(begin)

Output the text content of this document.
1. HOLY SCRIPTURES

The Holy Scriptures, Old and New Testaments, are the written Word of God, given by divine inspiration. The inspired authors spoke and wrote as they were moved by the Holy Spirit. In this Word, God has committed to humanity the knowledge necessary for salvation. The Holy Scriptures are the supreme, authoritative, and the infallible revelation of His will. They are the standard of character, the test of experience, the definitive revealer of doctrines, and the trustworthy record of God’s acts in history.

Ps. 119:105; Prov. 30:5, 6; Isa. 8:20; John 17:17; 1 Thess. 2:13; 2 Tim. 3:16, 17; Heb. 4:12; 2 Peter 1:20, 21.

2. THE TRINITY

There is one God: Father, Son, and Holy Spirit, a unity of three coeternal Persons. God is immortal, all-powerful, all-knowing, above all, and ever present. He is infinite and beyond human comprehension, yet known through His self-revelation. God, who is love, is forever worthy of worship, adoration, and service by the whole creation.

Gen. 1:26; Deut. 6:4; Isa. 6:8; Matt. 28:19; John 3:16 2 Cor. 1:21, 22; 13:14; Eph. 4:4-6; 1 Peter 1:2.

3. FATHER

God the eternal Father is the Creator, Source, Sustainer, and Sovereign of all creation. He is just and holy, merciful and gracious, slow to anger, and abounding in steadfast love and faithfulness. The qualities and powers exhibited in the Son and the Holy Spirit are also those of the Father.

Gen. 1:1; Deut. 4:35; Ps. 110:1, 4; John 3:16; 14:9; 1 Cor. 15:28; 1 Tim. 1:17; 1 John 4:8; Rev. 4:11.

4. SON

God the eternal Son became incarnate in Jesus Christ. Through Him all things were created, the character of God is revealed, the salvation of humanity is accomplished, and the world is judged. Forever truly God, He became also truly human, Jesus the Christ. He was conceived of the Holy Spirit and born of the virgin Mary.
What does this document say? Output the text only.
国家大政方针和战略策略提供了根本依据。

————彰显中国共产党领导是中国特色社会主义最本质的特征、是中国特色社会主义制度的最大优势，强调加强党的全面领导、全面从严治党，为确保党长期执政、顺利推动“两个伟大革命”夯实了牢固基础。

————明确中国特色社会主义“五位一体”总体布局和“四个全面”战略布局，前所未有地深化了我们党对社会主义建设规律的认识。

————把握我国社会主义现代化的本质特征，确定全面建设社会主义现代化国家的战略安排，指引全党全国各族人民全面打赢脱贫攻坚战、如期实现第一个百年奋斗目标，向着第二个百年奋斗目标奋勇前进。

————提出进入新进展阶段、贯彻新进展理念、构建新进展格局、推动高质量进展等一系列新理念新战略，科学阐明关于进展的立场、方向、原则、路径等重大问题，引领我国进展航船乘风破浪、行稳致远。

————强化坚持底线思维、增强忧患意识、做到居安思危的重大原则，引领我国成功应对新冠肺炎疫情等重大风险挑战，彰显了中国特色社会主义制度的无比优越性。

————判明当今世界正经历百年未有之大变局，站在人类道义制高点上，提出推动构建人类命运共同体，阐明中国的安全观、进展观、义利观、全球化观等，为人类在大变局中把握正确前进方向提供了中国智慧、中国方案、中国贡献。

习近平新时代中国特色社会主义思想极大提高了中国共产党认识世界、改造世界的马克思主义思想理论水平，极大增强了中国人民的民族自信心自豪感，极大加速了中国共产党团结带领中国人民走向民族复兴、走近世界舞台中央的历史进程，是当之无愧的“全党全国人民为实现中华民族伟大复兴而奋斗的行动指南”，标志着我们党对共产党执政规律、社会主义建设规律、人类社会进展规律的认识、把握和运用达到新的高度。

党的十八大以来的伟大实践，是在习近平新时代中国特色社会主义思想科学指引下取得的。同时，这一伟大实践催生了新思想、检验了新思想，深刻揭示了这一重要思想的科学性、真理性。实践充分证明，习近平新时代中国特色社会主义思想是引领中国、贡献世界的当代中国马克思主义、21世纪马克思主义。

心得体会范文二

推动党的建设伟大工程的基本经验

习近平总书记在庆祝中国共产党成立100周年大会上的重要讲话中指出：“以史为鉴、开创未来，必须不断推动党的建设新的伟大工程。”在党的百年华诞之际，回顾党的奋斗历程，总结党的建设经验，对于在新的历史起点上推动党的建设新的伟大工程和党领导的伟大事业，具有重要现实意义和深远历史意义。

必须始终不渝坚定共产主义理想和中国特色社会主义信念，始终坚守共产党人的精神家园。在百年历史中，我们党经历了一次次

(end)
(begin)

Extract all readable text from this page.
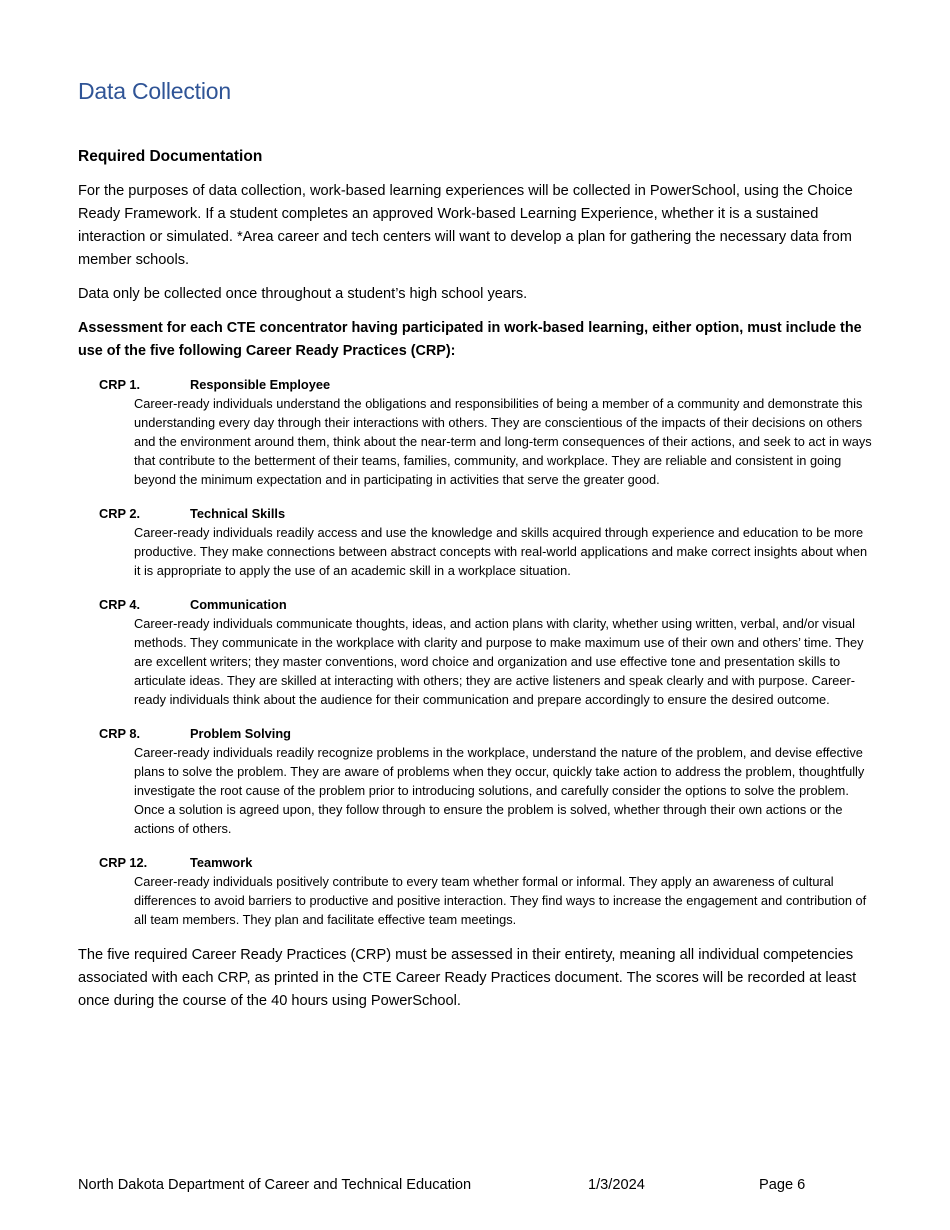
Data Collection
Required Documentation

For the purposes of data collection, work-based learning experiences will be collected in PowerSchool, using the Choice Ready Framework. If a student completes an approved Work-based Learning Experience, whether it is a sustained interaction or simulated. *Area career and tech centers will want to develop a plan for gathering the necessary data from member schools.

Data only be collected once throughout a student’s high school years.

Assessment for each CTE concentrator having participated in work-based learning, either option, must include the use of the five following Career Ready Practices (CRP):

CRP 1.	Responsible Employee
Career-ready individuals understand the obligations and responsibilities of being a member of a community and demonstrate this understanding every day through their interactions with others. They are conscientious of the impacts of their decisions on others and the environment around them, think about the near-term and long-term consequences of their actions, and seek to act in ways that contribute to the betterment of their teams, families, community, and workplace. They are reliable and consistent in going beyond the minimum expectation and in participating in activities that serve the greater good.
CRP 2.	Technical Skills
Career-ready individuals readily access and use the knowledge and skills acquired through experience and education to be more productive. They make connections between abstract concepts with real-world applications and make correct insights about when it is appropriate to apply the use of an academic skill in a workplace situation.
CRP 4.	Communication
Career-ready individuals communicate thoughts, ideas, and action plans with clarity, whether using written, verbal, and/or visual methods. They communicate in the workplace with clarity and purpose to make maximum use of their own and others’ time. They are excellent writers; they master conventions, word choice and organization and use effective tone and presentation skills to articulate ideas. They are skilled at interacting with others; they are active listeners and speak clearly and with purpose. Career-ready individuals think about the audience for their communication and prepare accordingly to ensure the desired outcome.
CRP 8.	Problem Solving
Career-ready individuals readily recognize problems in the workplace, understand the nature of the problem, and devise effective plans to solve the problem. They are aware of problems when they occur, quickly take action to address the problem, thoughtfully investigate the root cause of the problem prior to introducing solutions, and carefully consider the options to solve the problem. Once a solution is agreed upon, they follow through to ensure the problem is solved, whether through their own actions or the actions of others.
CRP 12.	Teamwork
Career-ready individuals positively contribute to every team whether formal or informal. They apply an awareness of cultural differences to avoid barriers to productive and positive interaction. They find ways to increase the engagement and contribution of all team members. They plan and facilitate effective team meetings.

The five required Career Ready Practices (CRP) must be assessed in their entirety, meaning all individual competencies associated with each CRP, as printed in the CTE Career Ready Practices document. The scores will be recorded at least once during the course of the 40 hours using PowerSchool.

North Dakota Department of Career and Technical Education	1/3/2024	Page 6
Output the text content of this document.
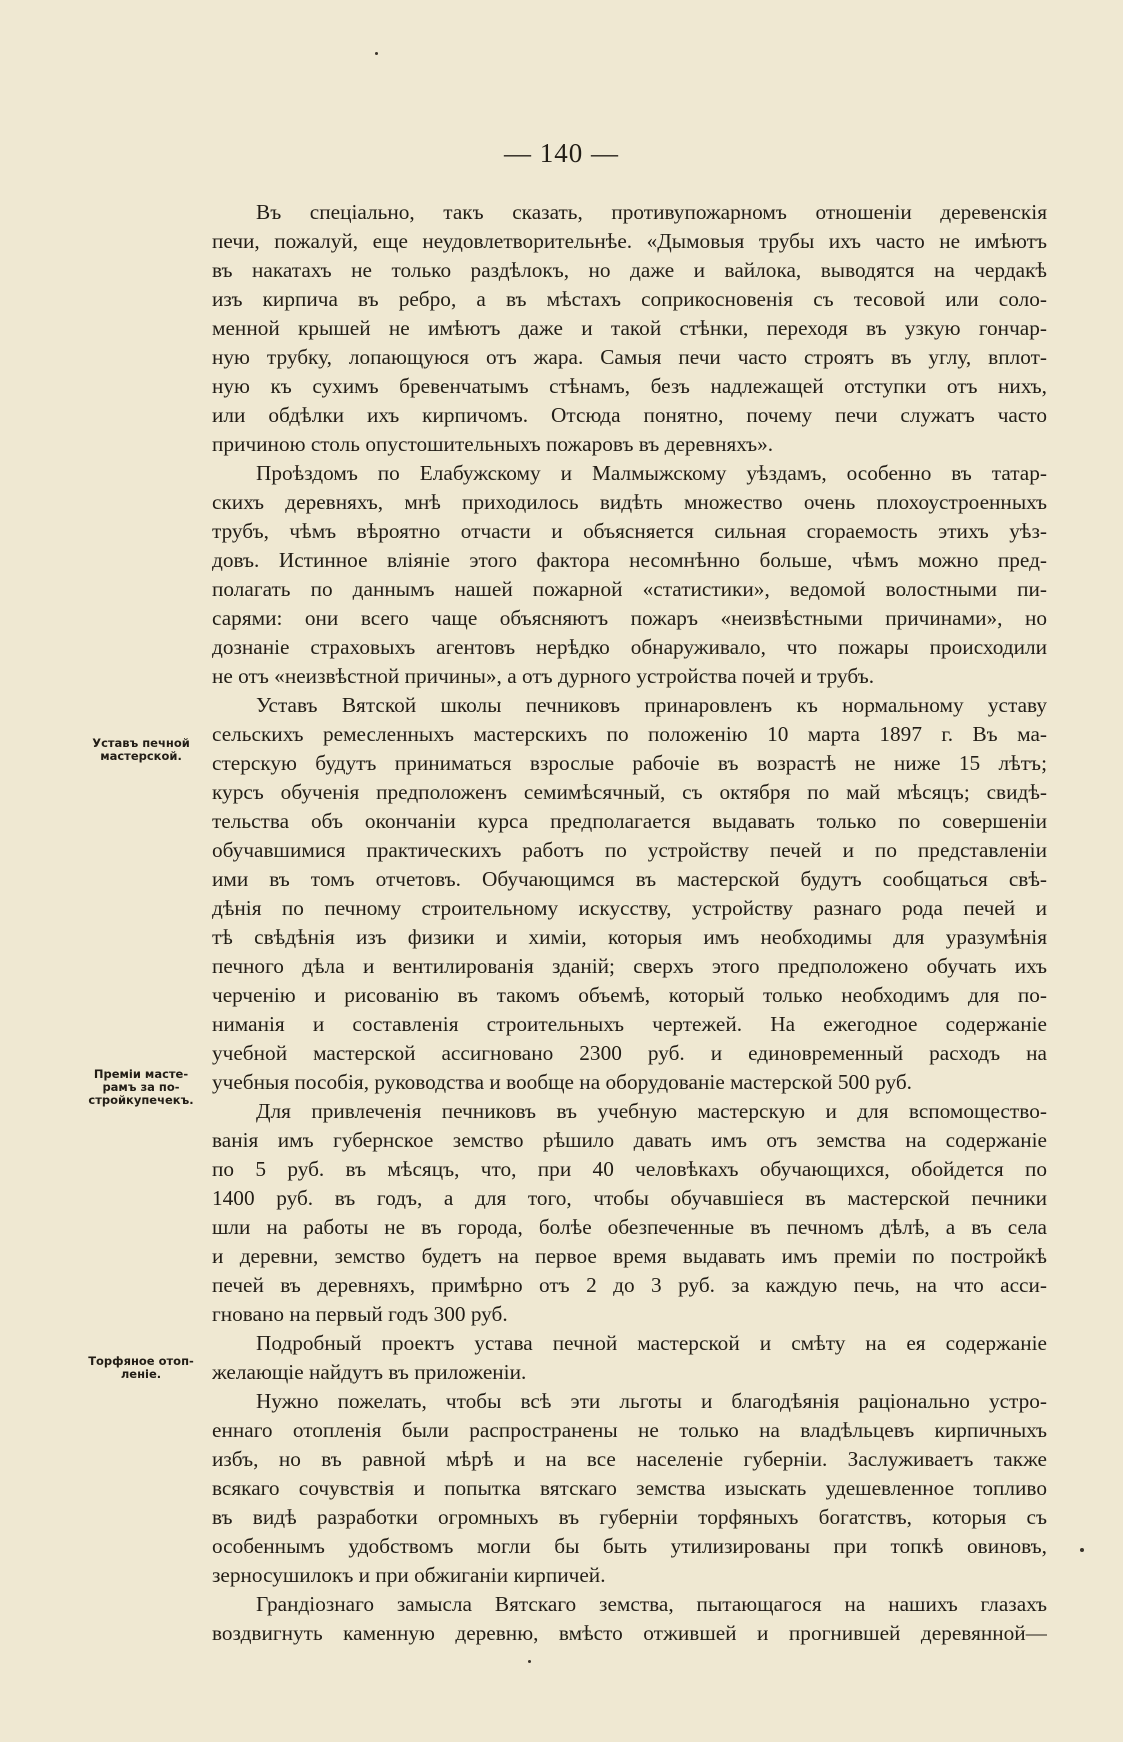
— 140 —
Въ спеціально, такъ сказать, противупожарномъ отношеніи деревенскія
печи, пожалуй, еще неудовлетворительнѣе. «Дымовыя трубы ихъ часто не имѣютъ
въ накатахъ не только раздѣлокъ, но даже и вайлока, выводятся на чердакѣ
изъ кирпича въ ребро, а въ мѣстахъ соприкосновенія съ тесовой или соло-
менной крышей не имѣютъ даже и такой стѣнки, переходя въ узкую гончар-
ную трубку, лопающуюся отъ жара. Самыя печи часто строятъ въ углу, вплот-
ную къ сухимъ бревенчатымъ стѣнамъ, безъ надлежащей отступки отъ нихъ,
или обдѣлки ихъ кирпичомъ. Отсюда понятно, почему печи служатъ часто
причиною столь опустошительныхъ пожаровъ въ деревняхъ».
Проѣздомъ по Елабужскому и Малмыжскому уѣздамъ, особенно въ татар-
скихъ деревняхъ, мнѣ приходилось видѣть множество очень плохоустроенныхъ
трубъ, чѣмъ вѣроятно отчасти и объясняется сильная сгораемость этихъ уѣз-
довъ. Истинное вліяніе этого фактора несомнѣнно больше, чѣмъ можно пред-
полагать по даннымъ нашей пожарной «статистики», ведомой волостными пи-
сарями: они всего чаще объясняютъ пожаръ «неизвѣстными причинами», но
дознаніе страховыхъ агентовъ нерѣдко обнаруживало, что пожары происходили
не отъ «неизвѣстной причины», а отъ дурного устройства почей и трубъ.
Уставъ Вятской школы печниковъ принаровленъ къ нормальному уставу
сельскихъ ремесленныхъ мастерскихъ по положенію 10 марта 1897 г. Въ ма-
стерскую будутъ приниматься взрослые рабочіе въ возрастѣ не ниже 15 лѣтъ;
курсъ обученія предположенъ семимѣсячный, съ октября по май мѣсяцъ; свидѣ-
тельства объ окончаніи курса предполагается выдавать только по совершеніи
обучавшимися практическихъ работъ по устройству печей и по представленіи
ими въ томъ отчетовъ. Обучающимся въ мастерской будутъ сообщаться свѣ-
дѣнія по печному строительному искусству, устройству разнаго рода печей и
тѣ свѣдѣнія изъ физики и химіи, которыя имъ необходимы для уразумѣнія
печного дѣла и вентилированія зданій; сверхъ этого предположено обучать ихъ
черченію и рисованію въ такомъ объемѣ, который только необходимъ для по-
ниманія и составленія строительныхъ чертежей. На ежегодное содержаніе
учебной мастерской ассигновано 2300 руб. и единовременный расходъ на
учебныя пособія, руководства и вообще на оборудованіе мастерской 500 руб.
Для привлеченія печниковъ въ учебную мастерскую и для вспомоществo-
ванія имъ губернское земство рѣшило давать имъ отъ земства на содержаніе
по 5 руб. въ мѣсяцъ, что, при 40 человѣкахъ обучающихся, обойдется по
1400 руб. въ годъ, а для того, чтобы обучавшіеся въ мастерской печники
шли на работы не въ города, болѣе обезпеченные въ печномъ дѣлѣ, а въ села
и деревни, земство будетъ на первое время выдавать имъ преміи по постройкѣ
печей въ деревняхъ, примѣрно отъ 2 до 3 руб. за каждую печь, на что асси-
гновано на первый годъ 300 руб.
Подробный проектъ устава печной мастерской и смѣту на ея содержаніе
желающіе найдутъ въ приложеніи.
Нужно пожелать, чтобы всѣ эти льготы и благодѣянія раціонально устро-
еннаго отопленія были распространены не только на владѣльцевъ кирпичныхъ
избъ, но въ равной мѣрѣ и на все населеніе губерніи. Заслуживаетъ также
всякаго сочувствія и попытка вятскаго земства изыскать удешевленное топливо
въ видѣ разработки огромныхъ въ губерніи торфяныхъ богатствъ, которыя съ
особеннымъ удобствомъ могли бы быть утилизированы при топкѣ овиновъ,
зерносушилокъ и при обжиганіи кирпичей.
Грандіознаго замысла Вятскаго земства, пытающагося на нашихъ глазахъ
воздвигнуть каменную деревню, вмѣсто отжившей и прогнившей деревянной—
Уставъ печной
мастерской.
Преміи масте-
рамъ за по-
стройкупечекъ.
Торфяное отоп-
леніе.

(end)

Set task: Find each line holding the string "Peter" and copy it out.

Complete output:
Ps. 119:105; Prov. 30:5, 6; Isa. 8:20; John 17:17; 1 Thess. 2:13; 2 Tim. 3:16, 17; Heb. 4:12; 2 Peter 1:20, 21.
Gen. 1:26; Deut. 6:4; Isa. 6:8; Matt. 28:19; John 3:16 2 Cor. 1:21, 22; 13:14; Eph. 4:4-6; 1 Peter 1:2.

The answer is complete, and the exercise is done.